> _Task list_
1. In the File Watcher configuration page below, retype the stretch from "Property Type Required" through "subdirectories (default: true)".
2. According to the File Watcher configuration page below, what is the default value of the UserId property?

> _Page_
File Watcher Configuration

SmartRAG can automatically monitor folders for new documents and index them automatically, eliminating the need for manual document uploads.

Overview

The File Watcher feature allows SmartRAG to:

  • Monitor specified folders for file changes
  • Automatically detect new, modified, or deleted files
  • Automatically upload and index new documents
  • Support multiple watched folders simultaneously

Configuration

Enable File Watcher

Add the following to your appsettings.json:

{
  "SmartRAG": {
    "EnableFileWatcher": true,
    "WatchedFolders": [
      {
        "FolderPath": "/path/to/documents",
        "AllowedExtensions": [".pdf", ".docx", ".txt"],
        "IncludeSubdirectories": true,
        "AutoUpload": true,
        "UserId": "system",
        "Language": "en"
      }
    ]
  }
}

Configuration Properties

EnableFileWatcher

  • Type: bool
  • Default: true
  • Description: Enables or disables File Watcher functionality

WatchedFolders

  • Type: List<WatchedFolderConfig>
  • Default: Empty list
  • Description: List of folder configurations to watch

WatchedFolderConfig Properties

Property Type Required Description
FolderPath string Yes Absolute or relative path to the folder to watch
AllowedExtensions List<string> No List of allowed file extensions (e.g., [".pdf", ".docx"]). If empty, all supported file types are allowed
IncludeSubdirectories bool No Whether to watch subdirectories (default: true)
AutoUpload bool No Whether to automatically upload new files (default: true)
UserId string No User ID for document ownership (default: "system")
Language string No Language code for document processing (optional)

Programmatic Configuration

You can also configure watched folders programmatically:

services.AddSmartRag(configuration, options =>
{
    options.EnableFileWatcher = true;
    options.WatchedFolders.Add(new WatchedFolderConfig
    {
        FolderPath = "/path/to/documents",
        AllowedExtensions = new List<string> { ".pdf", ".docx", ".txt" },
        IncludeSubdirectories = true,
        AutoUpload = true,
        UserId = "system",
        Language = "en"
    });
});

Initialization

After building the service provider, initialize file watchers:

var serviceProvider = services.BuildServiceProvider();
await serviceProvider.InitializeSmartRagAsync();

This will automatically start watching all configured folders.

> _Data rows_
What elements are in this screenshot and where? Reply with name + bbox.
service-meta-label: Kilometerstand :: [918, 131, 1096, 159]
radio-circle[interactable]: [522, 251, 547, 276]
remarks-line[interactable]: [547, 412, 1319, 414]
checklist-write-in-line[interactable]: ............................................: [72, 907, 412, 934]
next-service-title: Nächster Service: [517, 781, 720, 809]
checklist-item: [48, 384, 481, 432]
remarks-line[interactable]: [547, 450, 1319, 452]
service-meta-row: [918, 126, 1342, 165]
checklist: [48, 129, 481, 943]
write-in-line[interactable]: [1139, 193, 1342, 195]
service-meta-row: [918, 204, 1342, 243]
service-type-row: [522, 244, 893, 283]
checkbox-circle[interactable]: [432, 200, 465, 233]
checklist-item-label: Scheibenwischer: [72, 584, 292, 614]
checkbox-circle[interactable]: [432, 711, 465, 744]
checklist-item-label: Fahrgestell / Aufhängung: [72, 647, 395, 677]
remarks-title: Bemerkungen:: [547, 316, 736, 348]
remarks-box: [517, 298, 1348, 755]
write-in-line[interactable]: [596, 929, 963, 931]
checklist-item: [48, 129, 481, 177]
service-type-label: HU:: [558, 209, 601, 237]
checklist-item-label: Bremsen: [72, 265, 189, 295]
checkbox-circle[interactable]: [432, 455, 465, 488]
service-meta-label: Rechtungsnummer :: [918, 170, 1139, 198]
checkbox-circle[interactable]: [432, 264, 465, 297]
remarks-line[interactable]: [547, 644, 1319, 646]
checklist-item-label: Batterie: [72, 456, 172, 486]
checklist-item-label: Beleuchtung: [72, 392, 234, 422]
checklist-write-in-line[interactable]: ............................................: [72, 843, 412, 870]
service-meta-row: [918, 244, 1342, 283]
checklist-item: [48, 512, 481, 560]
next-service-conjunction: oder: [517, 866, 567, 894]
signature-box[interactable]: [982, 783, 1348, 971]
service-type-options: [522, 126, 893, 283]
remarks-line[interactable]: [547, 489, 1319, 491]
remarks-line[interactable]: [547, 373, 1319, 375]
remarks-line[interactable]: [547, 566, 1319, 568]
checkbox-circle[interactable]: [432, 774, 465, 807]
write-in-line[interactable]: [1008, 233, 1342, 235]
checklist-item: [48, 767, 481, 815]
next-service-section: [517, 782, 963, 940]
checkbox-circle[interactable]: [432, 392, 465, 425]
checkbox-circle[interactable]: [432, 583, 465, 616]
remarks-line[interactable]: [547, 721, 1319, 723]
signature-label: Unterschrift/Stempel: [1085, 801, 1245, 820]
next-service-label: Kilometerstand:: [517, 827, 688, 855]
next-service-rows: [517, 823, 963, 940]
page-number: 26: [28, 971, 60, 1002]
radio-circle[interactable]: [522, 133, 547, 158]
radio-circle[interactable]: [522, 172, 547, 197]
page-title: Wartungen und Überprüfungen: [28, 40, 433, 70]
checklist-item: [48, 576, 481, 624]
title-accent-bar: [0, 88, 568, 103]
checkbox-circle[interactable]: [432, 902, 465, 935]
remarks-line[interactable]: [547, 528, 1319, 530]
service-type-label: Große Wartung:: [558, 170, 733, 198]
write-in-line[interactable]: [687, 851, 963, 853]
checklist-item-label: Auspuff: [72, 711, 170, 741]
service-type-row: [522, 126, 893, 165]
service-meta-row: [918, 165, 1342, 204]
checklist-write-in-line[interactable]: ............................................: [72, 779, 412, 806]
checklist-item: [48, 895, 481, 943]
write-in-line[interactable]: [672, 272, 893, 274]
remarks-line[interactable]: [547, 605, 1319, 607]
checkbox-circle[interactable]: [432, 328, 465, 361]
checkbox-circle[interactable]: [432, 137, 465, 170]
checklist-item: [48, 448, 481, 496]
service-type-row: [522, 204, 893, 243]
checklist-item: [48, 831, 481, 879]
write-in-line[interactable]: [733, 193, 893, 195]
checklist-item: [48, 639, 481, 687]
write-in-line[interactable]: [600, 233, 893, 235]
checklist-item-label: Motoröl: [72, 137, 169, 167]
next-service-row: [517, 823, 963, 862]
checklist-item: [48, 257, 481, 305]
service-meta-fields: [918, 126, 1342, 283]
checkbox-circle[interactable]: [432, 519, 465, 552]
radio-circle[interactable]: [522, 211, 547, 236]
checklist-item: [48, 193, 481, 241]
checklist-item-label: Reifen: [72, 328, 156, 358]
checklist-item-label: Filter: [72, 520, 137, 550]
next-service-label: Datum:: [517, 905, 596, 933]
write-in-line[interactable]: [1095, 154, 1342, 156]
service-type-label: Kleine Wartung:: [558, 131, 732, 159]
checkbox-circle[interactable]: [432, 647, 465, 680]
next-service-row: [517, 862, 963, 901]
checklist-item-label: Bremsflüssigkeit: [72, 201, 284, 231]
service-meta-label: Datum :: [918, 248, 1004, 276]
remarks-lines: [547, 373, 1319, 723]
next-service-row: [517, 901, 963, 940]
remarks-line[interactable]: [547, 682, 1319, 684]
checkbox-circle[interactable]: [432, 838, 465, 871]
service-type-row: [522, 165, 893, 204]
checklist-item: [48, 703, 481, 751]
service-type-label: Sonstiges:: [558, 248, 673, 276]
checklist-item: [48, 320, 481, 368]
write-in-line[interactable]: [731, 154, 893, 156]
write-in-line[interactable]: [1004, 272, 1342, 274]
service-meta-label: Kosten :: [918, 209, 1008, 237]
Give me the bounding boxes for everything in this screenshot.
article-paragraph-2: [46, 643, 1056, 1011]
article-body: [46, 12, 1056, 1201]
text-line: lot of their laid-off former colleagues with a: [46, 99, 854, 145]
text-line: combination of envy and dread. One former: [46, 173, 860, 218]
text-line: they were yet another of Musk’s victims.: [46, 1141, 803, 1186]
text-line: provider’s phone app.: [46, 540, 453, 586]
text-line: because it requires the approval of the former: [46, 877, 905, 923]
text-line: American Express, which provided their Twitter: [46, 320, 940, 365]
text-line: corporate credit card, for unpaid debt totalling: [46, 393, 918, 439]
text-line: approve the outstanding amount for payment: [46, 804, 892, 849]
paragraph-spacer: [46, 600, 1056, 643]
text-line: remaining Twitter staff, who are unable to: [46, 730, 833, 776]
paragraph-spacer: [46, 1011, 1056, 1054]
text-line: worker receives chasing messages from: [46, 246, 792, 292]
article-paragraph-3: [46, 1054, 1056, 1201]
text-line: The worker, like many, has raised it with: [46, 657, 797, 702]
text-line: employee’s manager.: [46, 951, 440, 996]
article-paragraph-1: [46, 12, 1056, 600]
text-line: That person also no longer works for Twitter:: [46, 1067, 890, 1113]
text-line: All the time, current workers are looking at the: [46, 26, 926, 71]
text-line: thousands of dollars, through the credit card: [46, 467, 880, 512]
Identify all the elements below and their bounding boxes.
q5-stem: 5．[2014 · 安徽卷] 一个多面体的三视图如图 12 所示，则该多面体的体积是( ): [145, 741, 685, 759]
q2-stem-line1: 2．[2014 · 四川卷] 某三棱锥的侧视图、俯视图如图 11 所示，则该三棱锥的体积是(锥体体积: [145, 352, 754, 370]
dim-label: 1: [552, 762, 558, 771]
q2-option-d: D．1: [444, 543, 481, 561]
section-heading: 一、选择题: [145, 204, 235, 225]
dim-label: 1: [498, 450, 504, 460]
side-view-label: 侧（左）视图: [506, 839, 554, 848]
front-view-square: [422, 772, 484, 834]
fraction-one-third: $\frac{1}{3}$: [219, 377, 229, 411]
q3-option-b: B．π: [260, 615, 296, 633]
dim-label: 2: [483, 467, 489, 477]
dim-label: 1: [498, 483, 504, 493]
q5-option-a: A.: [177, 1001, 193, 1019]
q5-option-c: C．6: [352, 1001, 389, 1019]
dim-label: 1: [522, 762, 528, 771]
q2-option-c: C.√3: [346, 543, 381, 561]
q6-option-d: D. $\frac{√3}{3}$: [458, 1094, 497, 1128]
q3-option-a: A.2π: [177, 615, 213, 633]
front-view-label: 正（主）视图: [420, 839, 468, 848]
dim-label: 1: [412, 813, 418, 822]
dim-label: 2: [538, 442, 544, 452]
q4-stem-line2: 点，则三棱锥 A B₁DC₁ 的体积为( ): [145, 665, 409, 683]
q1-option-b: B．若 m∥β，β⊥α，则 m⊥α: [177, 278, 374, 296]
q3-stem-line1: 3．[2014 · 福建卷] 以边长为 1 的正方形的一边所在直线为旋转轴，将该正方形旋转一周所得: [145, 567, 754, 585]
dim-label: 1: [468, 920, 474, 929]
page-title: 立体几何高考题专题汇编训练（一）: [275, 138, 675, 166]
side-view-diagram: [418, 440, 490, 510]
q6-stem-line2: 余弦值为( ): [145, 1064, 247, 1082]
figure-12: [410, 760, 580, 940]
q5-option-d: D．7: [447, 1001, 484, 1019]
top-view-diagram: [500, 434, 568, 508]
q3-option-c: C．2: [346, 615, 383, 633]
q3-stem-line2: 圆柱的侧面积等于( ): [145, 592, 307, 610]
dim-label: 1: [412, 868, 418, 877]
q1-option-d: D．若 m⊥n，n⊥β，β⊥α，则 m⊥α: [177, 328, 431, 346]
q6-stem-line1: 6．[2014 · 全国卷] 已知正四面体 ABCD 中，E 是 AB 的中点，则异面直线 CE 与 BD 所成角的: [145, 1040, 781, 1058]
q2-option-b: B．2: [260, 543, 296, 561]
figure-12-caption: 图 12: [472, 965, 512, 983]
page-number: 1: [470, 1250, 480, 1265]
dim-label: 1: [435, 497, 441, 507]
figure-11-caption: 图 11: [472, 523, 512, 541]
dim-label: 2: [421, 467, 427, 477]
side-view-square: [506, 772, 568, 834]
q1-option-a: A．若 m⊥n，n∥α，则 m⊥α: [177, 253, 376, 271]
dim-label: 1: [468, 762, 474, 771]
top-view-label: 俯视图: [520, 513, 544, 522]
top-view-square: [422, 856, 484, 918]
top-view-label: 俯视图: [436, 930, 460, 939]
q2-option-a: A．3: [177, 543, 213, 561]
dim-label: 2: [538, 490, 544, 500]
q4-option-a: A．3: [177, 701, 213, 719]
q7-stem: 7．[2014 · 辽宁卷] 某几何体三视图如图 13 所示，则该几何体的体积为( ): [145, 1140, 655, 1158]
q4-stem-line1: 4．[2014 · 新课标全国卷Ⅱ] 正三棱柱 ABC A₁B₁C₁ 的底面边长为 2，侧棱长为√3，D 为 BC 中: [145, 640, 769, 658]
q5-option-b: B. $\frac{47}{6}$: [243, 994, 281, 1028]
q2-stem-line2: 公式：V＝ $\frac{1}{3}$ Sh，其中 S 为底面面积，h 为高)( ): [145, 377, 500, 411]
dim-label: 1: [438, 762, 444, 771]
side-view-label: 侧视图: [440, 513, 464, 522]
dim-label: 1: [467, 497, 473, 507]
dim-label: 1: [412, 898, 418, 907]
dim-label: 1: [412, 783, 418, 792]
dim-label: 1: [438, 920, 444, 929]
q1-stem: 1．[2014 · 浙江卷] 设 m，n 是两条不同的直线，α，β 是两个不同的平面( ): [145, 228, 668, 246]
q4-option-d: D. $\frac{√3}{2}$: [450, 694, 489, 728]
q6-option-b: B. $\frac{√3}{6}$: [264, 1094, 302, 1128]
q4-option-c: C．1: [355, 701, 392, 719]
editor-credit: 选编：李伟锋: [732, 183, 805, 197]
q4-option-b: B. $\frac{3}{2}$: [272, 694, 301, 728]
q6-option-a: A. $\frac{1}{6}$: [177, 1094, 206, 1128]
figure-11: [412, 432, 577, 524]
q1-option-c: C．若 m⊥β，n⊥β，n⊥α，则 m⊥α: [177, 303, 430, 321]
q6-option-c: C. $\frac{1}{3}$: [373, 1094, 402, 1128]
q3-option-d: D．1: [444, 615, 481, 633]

> _Replies_
1.
Property Type Required Description
FolderPath string Yes Absolute or relative path to the folder to watch
AllowedExtensions List<string> No List of allowed file extensions (e.g., [".pdf", ".docx"]). If empty, all supported file types are allowed
IncludeSubdirectories bool No Whether to watch subdirectories (default: true)

2. "system"